═══ Task input ═══
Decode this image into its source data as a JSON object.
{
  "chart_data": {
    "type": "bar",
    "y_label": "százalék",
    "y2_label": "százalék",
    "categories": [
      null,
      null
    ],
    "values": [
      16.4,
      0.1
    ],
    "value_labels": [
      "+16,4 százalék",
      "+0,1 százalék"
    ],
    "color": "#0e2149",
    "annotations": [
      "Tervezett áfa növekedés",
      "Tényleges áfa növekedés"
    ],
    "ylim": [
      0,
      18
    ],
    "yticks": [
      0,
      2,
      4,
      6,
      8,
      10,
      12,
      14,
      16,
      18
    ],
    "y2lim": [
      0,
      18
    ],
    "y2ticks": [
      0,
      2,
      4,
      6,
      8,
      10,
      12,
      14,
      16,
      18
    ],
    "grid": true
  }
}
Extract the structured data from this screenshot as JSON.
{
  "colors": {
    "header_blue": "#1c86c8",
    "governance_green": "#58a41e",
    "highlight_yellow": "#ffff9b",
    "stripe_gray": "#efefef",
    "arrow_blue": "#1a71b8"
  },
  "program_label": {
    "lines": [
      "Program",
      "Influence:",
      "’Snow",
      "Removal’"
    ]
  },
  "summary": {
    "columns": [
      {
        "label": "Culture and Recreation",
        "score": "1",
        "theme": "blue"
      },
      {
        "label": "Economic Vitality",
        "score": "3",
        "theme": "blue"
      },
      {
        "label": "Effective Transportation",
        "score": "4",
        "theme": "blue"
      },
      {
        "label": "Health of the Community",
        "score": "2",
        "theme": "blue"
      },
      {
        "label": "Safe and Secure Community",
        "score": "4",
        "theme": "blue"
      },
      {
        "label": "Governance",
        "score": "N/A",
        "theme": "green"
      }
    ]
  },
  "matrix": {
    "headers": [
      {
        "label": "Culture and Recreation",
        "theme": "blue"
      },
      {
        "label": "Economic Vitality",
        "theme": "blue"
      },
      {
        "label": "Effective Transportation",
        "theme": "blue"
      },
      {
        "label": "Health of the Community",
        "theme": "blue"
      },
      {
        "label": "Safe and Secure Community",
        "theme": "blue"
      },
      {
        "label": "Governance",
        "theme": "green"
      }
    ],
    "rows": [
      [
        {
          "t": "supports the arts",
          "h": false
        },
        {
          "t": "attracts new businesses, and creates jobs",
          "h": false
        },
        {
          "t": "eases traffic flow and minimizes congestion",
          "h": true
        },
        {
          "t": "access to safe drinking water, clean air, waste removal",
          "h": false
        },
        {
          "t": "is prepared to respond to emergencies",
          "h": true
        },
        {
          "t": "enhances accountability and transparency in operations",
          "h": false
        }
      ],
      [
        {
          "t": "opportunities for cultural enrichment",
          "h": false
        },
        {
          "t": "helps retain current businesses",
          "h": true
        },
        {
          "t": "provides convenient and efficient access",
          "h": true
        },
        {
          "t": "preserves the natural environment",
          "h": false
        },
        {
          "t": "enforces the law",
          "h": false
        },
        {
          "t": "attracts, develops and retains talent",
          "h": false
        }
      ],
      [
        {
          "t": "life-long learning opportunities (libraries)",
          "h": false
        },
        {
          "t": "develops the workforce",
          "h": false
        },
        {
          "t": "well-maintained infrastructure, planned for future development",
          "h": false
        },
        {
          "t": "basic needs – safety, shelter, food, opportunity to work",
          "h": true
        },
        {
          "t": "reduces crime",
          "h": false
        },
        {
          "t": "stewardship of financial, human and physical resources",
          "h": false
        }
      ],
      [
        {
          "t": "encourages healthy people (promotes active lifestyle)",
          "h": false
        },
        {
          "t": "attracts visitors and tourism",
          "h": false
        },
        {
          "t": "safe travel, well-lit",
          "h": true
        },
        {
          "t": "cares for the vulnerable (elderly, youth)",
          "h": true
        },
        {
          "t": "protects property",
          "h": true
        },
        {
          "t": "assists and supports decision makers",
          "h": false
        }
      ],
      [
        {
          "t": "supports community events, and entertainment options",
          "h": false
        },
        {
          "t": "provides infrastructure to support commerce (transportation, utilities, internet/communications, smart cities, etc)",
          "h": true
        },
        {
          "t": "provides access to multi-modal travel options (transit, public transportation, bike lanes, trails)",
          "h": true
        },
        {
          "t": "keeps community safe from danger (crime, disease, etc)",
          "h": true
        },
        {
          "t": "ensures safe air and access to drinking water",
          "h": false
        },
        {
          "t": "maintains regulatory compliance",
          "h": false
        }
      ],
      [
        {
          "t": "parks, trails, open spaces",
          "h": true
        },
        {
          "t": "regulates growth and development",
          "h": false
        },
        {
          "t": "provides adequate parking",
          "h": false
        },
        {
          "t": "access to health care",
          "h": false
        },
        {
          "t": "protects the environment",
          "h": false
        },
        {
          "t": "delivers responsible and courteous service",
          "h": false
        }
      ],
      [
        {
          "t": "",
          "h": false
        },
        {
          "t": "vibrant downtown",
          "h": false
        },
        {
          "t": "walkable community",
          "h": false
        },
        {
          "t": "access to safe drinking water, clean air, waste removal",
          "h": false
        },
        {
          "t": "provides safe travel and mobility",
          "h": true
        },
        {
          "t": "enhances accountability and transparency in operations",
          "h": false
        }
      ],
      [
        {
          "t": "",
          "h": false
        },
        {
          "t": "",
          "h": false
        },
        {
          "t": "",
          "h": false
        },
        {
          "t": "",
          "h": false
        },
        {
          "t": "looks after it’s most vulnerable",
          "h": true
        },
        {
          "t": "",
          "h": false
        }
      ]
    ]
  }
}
═══
**Goal of the exercise:**
Write an exact transcription of every entry above.

**Correct answer:**
Decode this image into its source data as a JSON object.
{
  "chart_data": {
    "type": "bar",
    "y_label": "százalék",
    "y2_label": "százalék",
    "categories": [
      null,
      null
    ],
    "values": [
      16.4,
      0.1
    ],
    "value_labels": [
      "+16,4 százalék",
      "+0,1 százalék"
    ],
    "color": "#0e2149",
    "annotations": [
      "Tervezett áfa növekedés",
      "Tényleges áfa növekedés"
    ],
    "ylim": [
      0,
      18
    ],
    "yticks": [
      0,
      2,
      4,
      6,
      8,
      10,
      12,
      14,
      16,
      18
    ],
    "y2lim": [
      0,
      18
    ],
    "y2ticks": [
      0,
      2,
      4,
      6,
      8,
      10,
      12,
      14,
      16,
      18
    ],
    "grid": true
  }
}
Extract the structured data from this screenshot as JSON.
{
  "colors": {
    "header_blue": "#1c86c8",
    "governance_green": "#58a41e",
    "highlight_yellow": "#ffff9b",
    "stripe_gray": "#efefef",
    "arrow_blue": "#1a71b8"
  },
  "program_label": {
    "lines": [
      "Program",
      "Influence:",
      "’Snow",
      "Removal’"
    ]
  },
  "summary": {
    "columns": [
      {
        "label": "Culture and Recreation",
        "score": "1",
        "theme": "blue"
      },
      {
        "label": "Economic Vitality",
        "score": "3",
        "theme": "blue"
      },
      {
        "label": "Effective Transportation",
        "score": "4",
        "theme": "blue"
      },
      {
        "label": "Health of the Community",
        "score": "2",
        "theme": "blue"
      },
      {
        "label": "Safe and Secure Community",
        "score": "4",
        "theme": "blue"
      },
      {
        "label": "Governance",
        "score": "N/A",
        "theme": "green"
      }
    ]
  },
  "matrix": {
    "headers": [
      {
        "label": "Culture and Recreation",
        "theme": "blue"
      },
      {
        "label": "Economic Vitality",
        "theme": "blue"
      },
      {
        "label": "Effective Transportation",
        "theme": "blue"
      },
      {
        "label": "Health of the Community",
        "theme": "blue"
      },
      {
        "label": "Safe and Secure Community",
        "theme": "blue"
      },
      {
        "label": "Governance",
        "theme": "green"
      }
    ],
    "rows": [
      [
        {
          "t": "supports the arts",
          "h": false
        },
        {
          "t": "attracts new businesses, and creates jobs",
          "h": false
        },
        {
          "t": "eases traffic flow and minimizes congestion",
          "h": true
        },
        {
          "t": "access to safe drinking water, clean air, waste removal",
          "h": false
        },
        {
          "t": "is prepared to respond to emergencies",
          "h": true
        },
        {
          "t": "enhances accountability and transparency in operations",
          "h": false
        }
      ],
      [
        {
          "t": "opportunities for cultural enrichment",
          "h": false
        },
        {
          "t": "helps retain current businesses",
          "h": true
        },
        {
          "t": "provides convenient and efficient access",
          "h": true
        },
        {
          "t": "preserves the natural environment",
          "h": false
        },
        {
          "t": "enforces the law",
          "h": false
        },
        {
          "t": "attracts, develops and retains talent",
          "h": false
        }
      ],
      [
        {
          "t": "life-long learning opportunities (libraries)",
          "h": false
        },
        {
          "t": "develops the workforce",
          "h": false
        },
        {
          "t": "well-maintained infrastructure, planned for future development",
          "h": false
        },
        {
          "t": "basic needs – safety, shelter, food, opportunity to work",
          "h": true
        },
        {
          "t": "reduces crime",
          "h": false
        },
        {
          "t": "stewardship of financial, human and physical resources",
          "h": false
        }
      ],
      [
        {
          "t": "encourages healthy people (promotes active lifestyle)",
          "h": false
        },
        {
          "t": "attracts visitors and tourism",
          "h": false
        },
        {
          "t": "safe travel, well-lit",
          "h": true
        },
        {
          "t": "cares for the vulnerable (elderly, youth)",
          "h": true
        },
        {
          "t": "protects property",
          "h": true
        },
        {
          "t": "assists and supports decision makers",
          "h": false
        }
      ],
      [
        {
          "t": "supports community events, and entertainment options",
          "h": false
        },
        {
          "t": "provides infrastructure to support commerce (transportation, utilities, internet/communications, smart cities, etc)",
          "h": true
        },
        {
          "t": "provides access to multi-modal travel options (transit, public transportation, bike lanes, trails)",
          "h": true
        },
        {
          "t": "keeps community safe from danger (crime, disease, etc)",
          "h": true
        },
        {
          "t": "ensures safe air and access to drinking water",
          "h": false
        },
        {
          "t": "maintains regulatory compliance",
          "h": false
        }
      ],
      [
        {
          "t": "parks, trails, open spaces",
          "h": true
        },
        {
          "t": "regulates growth and development",
          "h": false
        },
        {
          "t": "provides adequate parking",
          "h": false
        },
        {
          "t": "access to health care",
          "h": false
        },
        {
          "t": "protects the environment",
          "h": false
        },
        {
          "t": "delivers responsible and courteous service",
          "h": false
        }
      ],
      [
        {
          "t": "",
          "h": false
        },
        {
          "t": "vibrant downtown",
          "h": false
        },
        {
          "t": "walkable community",
          "h": false
        },
        {
          "t": "access to safe drinking water, clean air, waste removal",
          "h": false
        },
        {
          "t": "provides safe travel and mobility",
          "h": true
        },
        {
          "t": "enhances accountability and transparency in operations",
          "h": false
        }
      ],
      [
        {
          "t": "",
          "h": false
        },
        {
          "t": "",
          "h": false
        },
        {
          "t": "",
          "h": false
        },
        {
          "t": "",
          "h": false
        },
        {
          "t": "looks after it’s most vulnerable",
          "h": true
        },
        {
          "t": "",
          "h": false
        }
      ]
    ]
  }
}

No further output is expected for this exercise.